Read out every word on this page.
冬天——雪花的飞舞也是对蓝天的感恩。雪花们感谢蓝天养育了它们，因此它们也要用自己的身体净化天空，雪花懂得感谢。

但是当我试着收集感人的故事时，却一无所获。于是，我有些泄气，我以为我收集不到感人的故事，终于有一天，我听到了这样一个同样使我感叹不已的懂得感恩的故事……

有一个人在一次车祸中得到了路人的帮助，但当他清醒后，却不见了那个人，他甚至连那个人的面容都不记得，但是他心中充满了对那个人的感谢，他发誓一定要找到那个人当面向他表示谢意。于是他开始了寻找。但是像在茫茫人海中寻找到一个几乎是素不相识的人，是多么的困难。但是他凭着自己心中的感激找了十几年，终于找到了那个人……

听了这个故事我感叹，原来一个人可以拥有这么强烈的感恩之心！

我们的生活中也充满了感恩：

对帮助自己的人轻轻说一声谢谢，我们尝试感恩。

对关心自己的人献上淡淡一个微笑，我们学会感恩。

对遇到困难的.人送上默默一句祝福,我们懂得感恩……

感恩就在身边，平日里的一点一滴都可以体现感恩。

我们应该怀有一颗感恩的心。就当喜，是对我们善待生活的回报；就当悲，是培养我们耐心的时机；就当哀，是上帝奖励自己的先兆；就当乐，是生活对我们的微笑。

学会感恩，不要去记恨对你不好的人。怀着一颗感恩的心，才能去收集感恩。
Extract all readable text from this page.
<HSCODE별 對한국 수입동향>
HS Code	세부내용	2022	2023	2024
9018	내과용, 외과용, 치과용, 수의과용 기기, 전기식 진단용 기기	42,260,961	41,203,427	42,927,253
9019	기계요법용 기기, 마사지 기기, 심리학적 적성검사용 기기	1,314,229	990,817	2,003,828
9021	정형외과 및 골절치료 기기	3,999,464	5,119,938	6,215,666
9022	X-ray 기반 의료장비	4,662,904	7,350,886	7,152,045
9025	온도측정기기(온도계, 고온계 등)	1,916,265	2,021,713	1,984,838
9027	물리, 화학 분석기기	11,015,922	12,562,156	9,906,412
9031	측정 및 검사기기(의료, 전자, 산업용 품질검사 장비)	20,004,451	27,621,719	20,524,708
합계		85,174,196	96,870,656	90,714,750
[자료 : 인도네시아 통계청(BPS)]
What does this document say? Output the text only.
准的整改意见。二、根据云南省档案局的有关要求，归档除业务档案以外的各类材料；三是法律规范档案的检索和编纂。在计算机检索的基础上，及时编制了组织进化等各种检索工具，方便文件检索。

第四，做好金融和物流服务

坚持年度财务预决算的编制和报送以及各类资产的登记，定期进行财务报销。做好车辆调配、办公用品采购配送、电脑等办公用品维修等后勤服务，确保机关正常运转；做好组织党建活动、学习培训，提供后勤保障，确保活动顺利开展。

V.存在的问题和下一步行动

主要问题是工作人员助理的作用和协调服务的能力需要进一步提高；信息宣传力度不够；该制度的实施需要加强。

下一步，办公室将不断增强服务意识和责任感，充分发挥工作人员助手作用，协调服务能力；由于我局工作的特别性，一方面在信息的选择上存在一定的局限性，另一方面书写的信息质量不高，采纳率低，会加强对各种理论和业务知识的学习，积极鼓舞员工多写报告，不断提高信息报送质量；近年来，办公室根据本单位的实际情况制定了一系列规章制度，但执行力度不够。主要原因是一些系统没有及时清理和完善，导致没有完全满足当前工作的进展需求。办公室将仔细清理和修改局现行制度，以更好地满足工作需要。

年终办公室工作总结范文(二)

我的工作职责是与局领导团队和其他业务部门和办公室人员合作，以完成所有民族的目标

===============

Your goal:
Count how many lines of the data include the word "text". Your reply should be that number alone.

Result below:
2